EXERCISE TASK → Collect every line that includes the string "Contains".

>> begin ENTRIES SHOWN

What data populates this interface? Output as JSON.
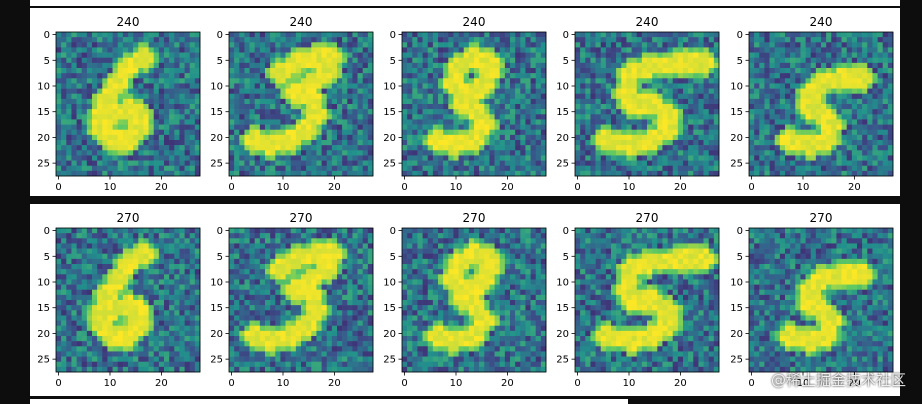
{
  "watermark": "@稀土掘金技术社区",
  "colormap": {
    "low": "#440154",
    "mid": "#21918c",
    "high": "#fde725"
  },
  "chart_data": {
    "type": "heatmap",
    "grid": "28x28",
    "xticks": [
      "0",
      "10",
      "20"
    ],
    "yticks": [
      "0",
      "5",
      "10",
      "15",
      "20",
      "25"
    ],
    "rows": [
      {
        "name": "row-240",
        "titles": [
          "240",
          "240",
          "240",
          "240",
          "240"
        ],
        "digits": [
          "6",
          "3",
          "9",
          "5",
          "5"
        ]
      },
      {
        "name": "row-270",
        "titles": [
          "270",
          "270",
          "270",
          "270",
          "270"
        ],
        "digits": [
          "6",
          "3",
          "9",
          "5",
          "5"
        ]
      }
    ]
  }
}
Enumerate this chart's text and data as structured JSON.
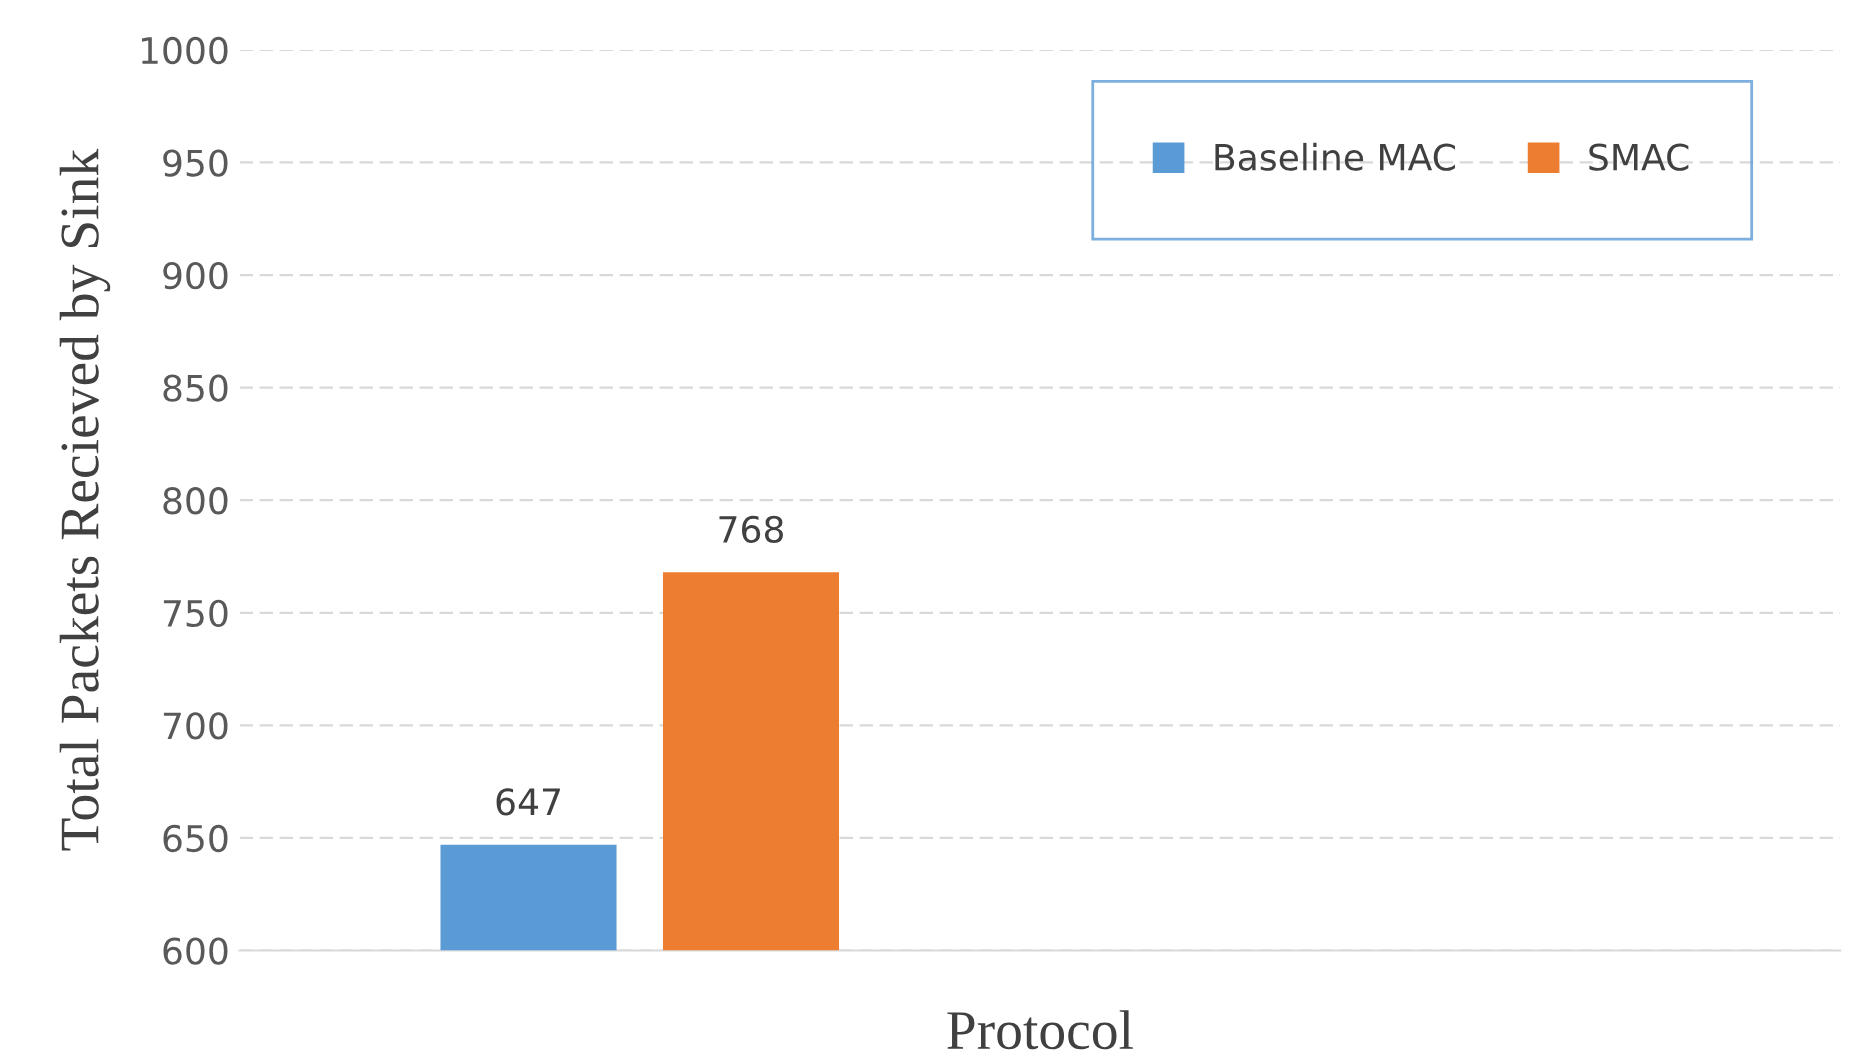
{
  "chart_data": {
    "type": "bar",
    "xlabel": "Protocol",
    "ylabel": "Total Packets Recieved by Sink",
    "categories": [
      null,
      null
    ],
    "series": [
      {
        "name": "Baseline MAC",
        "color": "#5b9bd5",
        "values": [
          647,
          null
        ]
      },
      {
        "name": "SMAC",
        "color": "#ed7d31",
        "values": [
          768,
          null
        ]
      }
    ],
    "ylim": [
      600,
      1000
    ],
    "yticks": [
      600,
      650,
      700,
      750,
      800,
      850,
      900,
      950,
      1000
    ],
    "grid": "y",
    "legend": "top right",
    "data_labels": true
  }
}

>> end ENTRIES SHOWN
>> begin ENTRIES SHOWN

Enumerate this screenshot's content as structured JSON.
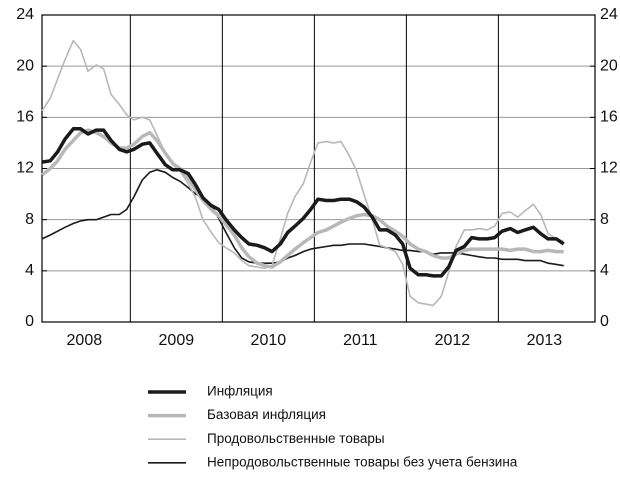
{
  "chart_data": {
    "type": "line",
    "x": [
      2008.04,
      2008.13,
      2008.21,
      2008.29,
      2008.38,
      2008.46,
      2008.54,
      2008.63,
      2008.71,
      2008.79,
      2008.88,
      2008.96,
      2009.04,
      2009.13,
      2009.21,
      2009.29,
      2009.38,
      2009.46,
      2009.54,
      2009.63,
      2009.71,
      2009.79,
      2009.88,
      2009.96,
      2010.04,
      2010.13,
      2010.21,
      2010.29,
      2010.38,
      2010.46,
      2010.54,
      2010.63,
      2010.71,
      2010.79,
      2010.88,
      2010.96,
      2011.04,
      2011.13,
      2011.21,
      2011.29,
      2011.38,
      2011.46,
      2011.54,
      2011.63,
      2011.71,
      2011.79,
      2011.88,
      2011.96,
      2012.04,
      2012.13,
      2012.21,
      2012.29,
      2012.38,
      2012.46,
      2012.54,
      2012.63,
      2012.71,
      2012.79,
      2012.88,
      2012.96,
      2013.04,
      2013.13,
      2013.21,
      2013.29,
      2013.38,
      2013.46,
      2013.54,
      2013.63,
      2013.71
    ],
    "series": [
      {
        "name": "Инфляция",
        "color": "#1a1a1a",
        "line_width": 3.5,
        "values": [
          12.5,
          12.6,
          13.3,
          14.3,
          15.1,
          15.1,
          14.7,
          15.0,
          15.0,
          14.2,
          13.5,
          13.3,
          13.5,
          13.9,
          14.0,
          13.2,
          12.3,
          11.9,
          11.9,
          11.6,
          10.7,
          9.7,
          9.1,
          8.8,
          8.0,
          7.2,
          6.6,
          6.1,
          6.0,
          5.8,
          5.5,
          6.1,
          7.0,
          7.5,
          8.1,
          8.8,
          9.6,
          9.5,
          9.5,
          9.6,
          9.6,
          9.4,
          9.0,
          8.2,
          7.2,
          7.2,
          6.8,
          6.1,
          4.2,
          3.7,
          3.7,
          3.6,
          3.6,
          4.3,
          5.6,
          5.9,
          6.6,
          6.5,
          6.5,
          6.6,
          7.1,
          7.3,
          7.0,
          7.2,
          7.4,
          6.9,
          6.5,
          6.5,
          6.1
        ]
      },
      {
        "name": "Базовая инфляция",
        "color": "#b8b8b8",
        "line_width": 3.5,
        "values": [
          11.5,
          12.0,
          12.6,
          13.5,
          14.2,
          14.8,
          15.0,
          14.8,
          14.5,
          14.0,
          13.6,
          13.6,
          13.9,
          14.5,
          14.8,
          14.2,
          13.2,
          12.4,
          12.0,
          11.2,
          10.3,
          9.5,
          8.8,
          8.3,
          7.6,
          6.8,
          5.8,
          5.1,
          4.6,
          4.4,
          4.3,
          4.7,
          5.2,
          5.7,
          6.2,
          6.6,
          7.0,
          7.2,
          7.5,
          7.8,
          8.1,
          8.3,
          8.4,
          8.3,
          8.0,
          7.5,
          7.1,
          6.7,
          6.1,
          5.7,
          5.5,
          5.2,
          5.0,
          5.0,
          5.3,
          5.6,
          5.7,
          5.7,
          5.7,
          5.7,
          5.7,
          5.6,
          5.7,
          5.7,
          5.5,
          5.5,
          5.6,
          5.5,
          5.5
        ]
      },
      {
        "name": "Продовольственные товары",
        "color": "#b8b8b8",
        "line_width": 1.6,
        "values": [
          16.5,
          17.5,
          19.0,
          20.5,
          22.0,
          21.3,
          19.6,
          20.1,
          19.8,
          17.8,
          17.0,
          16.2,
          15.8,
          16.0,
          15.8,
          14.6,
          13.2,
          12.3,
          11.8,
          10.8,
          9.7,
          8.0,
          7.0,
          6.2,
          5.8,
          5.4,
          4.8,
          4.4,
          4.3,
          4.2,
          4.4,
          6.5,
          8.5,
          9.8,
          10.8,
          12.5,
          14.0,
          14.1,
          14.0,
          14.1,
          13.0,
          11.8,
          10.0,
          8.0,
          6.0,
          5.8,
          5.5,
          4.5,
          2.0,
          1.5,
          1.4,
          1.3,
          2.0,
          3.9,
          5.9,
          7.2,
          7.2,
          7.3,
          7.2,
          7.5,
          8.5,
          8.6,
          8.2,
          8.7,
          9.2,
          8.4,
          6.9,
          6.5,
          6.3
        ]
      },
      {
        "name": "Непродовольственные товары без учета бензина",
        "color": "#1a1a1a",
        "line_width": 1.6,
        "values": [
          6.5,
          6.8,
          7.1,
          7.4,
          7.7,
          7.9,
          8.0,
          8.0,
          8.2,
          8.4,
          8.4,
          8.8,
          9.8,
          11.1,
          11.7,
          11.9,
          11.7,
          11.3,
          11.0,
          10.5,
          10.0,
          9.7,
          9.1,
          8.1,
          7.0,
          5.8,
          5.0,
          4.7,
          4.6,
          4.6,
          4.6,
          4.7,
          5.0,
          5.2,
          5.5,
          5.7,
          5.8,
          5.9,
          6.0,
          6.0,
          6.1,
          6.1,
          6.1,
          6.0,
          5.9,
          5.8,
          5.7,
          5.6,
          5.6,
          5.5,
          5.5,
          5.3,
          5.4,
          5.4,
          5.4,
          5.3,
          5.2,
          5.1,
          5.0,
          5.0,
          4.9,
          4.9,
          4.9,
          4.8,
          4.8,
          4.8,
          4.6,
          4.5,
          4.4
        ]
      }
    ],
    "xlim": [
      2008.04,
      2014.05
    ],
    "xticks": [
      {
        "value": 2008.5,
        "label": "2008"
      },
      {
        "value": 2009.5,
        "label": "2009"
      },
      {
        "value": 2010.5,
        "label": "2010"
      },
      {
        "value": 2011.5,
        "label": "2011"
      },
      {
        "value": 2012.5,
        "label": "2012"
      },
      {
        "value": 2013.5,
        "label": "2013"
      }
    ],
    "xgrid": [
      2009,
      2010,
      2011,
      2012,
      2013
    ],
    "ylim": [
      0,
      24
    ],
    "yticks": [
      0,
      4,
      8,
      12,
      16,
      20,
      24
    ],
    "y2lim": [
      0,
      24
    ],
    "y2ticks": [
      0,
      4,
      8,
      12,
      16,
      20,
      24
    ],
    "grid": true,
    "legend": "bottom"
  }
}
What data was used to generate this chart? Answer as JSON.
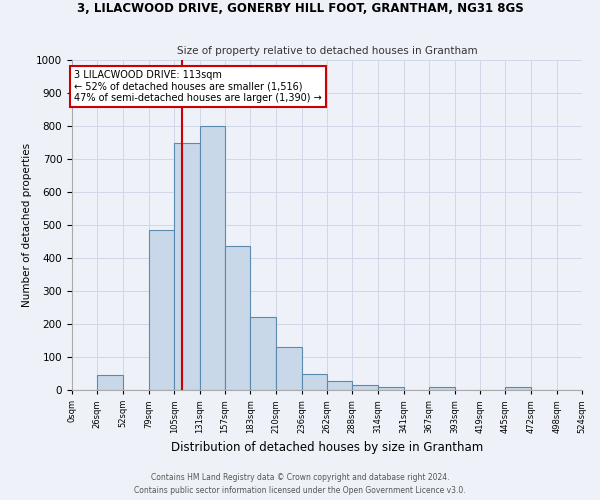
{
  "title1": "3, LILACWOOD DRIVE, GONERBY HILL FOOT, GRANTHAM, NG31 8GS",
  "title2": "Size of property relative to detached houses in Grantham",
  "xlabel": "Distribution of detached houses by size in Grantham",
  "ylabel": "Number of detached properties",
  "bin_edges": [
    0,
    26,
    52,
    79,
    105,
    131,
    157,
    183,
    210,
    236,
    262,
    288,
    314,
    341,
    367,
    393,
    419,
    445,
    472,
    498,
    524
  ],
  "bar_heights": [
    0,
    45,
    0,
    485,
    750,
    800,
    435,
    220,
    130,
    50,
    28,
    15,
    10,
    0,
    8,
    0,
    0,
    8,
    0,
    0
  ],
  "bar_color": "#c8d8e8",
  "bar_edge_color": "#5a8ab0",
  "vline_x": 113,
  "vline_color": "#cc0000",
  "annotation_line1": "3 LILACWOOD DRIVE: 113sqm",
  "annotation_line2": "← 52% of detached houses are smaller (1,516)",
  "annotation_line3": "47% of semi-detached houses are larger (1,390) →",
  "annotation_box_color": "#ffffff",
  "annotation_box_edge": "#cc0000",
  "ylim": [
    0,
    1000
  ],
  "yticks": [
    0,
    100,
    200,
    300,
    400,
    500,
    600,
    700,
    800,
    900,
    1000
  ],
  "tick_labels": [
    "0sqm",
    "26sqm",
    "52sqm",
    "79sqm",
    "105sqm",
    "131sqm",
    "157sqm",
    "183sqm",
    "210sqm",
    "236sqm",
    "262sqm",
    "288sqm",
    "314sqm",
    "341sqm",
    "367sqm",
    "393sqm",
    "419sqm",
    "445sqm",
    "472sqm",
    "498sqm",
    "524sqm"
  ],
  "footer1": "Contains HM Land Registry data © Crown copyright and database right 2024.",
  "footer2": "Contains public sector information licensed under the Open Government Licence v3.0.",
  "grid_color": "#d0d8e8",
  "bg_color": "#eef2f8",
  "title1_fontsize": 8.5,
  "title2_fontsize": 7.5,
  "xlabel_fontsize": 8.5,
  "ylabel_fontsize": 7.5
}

>> end ENTRIES SHOWN

RESULT FOR THIS EXERCISE →
  "footer1": "Contains HM Land Registry data © Crown copyright and database right 2024.",
  "footer2": "Contains public sector information licensed under the Open Government Licence v3.0.",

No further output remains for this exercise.